### Aim of the task
Each entry below must be repeated word for word.

[Stored items from a collection]
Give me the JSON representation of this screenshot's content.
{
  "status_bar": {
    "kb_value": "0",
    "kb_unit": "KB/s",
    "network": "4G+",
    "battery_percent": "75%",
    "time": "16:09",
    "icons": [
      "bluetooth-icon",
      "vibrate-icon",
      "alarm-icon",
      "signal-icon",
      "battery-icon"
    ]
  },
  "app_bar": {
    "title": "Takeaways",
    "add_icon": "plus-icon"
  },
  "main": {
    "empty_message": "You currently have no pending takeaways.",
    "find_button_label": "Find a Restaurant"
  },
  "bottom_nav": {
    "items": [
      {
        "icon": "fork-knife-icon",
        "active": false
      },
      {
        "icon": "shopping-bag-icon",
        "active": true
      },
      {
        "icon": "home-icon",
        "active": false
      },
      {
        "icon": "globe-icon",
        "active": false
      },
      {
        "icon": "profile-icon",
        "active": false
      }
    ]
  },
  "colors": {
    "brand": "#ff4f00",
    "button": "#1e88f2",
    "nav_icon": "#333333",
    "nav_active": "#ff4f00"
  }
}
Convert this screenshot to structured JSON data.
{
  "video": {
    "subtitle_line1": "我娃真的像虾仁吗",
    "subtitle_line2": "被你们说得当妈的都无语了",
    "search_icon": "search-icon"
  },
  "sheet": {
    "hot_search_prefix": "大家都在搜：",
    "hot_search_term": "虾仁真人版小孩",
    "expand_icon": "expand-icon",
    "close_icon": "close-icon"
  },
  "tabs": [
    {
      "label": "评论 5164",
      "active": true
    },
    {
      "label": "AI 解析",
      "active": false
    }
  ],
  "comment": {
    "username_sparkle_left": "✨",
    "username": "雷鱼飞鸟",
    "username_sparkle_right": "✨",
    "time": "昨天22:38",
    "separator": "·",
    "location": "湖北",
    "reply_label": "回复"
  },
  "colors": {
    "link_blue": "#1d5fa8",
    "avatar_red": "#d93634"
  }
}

### Solution for this exercise
Give me the JSON representation of this screenshot's content.
{
  "status_bar": {
    "kb_value": "0",
    "kb_unit": "KB/s",
    "network": "4G+",
    "battery_percent": "75%",
    "time": "16:09",
    "icons": [
      "bluetooth-icon",
      "vibrate-icon",
      "alarm-icon",
      "signal-icon",
      "battery-icon"
    ]
  },
  "app_bar": {
    "title": "Takeaways",
    "add_icon": "plus-icon"
  },
  "main": {
    "empty_message": "You currently have no pending takeaways.",
    "find_button_label": "Find a Restaurant"
  },
  "bottom_nav": {
    "items": [
      {
        "icon": "fork-knife-icon",
        "active": false
      },
      {
        "icon": "shopping-bag-icon",
        "active": true
      },
      {
        "icon": "home-icon",
        "active": false
      },
      {
        "icon": "globe-icon",
        "active": false
      },
      {
        "icon": "profile-icon",
        "active": false
      }
    ]
  },
  "colors": {
    "brand": "#ff4f00",
    "button": "#1e88f2",
    "nav_icon": "#333333",
    "nav_active": "#ff4f00"
  }
}
Convert this screenshot to structured JSON data.
{
  "video": {
    "subtitle_line1": "我娃真的像虾仁吗",
    "subtitle_line2": "被你们说得当妈的都无语了",
    "search_icon": "search-icon"
  },
  "sheet": {
    "hot_search_prefix": "大家都在搜：",
    "hot_search_term": "虾仁真人版小孩",
    "expand_icon": "expand-icon",
    "close_icon": "close-icon"
  },
  "tabs": [
    {
      "label": "评论 5164",
      "active": true
    },
    {
      "label": "AI 解析",
      "active": false
    }
  ],
  "comment": {
    "username_sparkle_left": "✨",
    "username": "雷鱼飞鸟",
    "username_sparkle_right": "✨",
    "time": "昨天22:38",
    "separator": "·",
    "location": "湖北",
    "reply_label": "回复"
  },
  "colors": {
    "link_blue": "#1d5fa8",
    "avatar_red": "#d93634"
  }
}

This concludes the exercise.